# [Exercise data]
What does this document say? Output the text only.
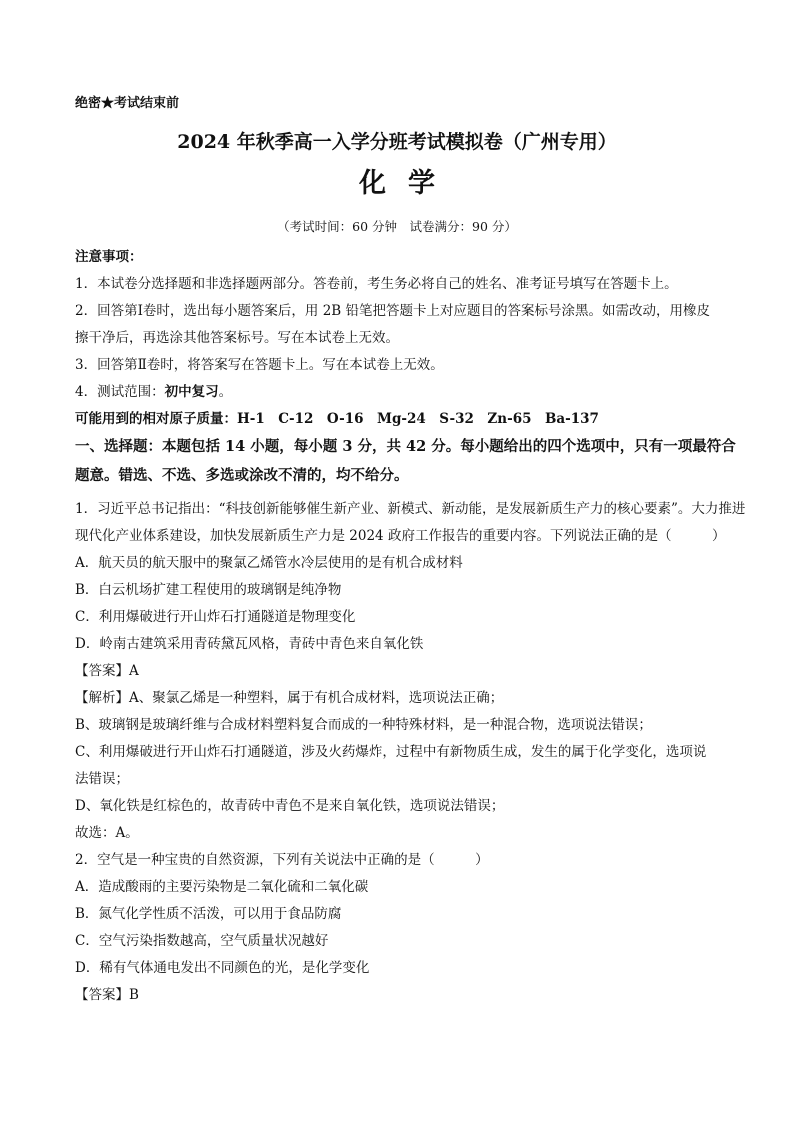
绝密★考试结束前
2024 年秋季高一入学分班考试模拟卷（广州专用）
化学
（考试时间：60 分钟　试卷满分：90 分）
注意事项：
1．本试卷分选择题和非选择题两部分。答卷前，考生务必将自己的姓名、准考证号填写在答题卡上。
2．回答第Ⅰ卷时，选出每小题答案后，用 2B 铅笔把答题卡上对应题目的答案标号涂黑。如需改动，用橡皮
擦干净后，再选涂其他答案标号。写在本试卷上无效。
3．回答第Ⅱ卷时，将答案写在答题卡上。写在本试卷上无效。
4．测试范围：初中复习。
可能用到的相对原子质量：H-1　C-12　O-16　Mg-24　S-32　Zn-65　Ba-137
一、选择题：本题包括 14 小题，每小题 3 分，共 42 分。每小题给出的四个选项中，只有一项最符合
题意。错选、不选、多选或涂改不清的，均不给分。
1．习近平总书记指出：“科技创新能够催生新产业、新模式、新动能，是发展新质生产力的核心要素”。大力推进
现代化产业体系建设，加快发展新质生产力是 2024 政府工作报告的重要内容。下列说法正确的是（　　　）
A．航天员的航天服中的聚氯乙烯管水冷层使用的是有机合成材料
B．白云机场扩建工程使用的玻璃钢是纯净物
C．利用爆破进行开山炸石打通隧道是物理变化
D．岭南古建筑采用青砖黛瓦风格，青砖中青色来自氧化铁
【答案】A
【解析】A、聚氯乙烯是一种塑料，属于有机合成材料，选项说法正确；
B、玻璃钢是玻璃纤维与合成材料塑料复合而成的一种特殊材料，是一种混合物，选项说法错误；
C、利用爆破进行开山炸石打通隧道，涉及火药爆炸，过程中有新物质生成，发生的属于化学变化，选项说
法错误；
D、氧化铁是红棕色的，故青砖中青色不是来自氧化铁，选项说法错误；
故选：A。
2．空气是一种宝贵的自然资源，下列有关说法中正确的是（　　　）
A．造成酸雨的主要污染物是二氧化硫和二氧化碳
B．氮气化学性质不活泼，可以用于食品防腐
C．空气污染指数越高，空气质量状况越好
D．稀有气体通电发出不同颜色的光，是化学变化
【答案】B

---

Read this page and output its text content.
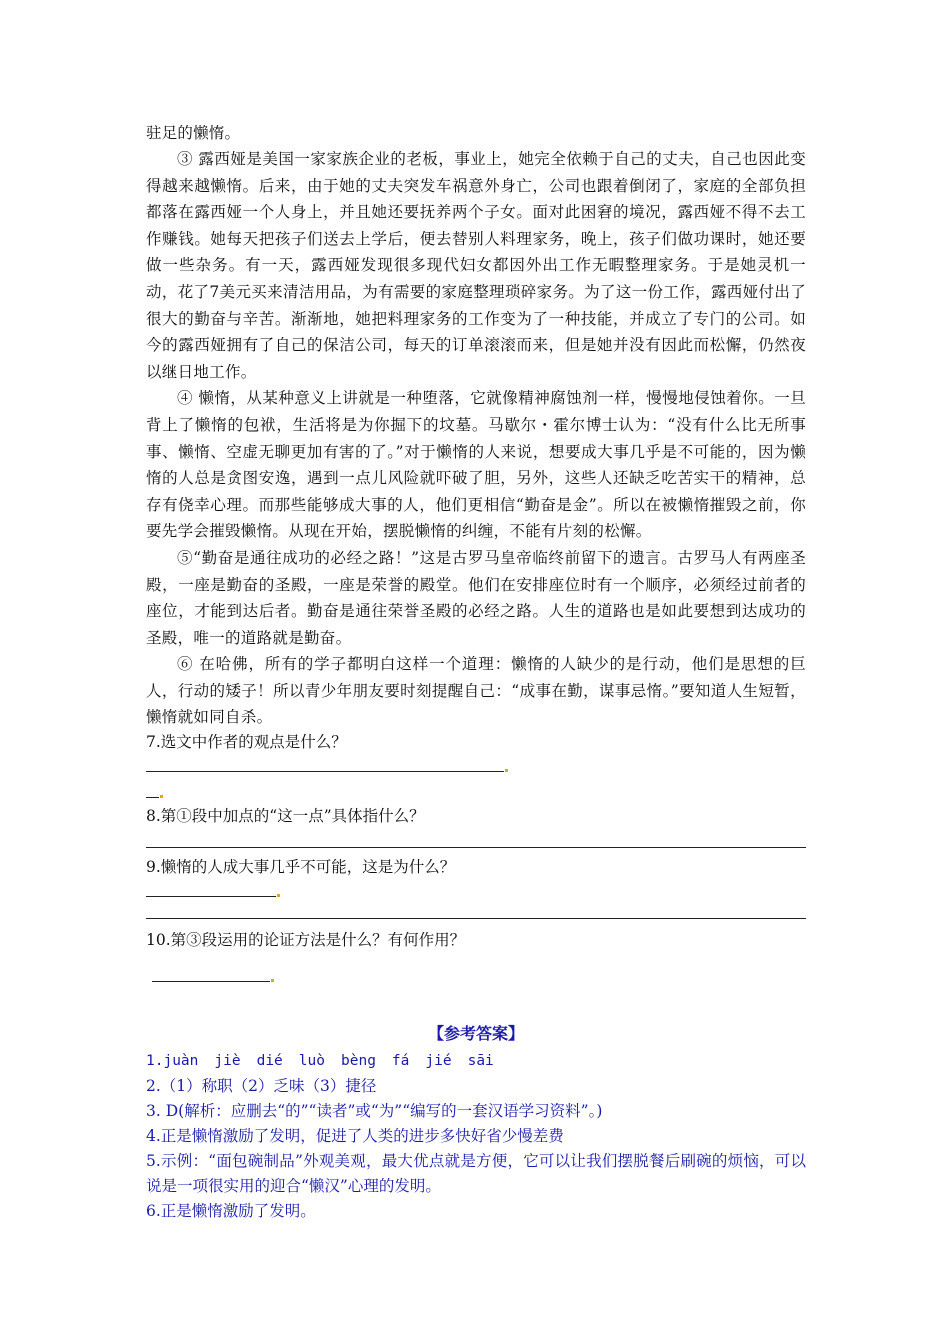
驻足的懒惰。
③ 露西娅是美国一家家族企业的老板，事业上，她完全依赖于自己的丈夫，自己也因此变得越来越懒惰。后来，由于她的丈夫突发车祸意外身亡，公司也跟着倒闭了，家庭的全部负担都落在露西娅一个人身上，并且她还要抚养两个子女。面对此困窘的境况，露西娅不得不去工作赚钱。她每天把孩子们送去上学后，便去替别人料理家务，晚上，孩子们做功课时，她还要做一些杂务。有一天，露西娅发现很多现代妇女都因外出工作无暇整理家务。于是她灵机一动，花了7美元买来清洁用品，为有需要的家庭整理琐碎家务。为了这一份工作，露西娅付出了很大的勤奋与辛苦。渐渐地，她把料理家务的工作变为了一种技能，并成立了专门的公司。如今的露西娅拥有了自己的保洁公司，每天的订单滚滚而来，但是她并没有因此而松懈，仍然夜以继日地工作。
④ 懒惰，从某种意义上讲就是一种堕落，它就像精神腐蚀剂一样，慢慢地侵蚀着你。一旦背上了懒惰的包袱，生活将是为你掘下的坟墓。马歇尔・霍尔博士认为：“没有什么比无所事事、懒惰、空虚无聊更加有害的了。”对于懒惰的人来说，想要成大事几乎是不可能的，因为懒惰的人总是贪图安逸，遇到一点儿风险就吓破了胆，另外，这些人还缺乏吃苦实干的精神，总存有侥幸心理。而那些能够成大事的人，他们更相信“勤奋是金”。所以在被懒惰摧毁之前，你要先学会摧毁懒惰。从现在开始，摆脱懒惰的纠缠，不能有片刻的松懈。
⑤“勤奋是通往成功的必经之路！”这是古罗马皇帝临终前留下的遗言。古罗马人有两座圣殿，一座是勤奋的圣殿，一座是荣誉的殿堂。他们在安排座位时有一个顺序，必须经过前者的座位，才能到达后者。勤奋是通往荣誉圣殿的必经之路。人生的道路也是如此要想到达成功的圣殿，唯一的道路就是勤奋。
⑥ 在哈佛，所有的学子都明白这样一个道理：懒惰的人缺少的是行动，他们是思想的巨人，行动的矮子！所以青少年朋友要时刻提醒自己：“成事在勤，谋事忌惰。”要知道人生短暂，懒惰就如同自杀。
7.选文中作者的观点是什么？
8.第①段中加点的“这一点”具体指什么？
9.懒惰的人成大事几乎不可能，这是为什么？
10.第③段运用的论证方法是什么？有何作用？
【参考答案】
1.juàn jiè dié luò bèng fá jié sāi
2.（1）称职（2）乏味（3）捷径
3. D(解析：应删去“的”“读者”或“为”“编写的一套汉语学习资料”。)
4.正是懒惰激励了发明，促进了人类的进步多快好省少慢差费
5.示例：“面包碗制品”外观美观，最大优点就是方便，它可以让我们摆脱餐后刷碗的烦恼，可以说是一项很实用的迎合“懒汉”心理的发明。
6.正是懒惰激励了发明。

# [The exercise]
Copy each line of the data that contains the word "text".

# [Exercise output]
What does this document say? Output the text only.
Read this page and output its text content.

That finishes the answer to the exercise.